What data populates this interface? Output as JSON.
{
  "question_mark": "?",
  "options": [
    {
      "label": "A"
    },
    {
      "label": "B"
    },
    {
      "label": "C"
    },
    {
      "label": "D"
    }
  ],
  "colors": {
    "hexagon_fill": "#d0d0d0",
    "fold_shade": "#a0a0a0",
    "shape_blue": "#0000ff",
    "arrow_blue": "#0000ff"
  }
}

☆ ☆ ☆ ☆ ☆ ☆ ☆

## [GOAL]
Output an exact copy of each record.

## [ANSWER TO THE TASK]
What data populates this interface? Output as JSON.
{
  "question_mark": "?",
  "options": [
    {
      "label": "A"
    },
    {
      "label": "B"
    },
    {
      "label": "C"
    },
    {
      "label": "D"
    }
  ],
  "colors": {
    "hexagon_fill": "#d0d0d0",
    "fold_shade": "#a0a0a0",
    "shape_blue": "#0000ff",
    "arrow_blue": "#0000ff"
  }
}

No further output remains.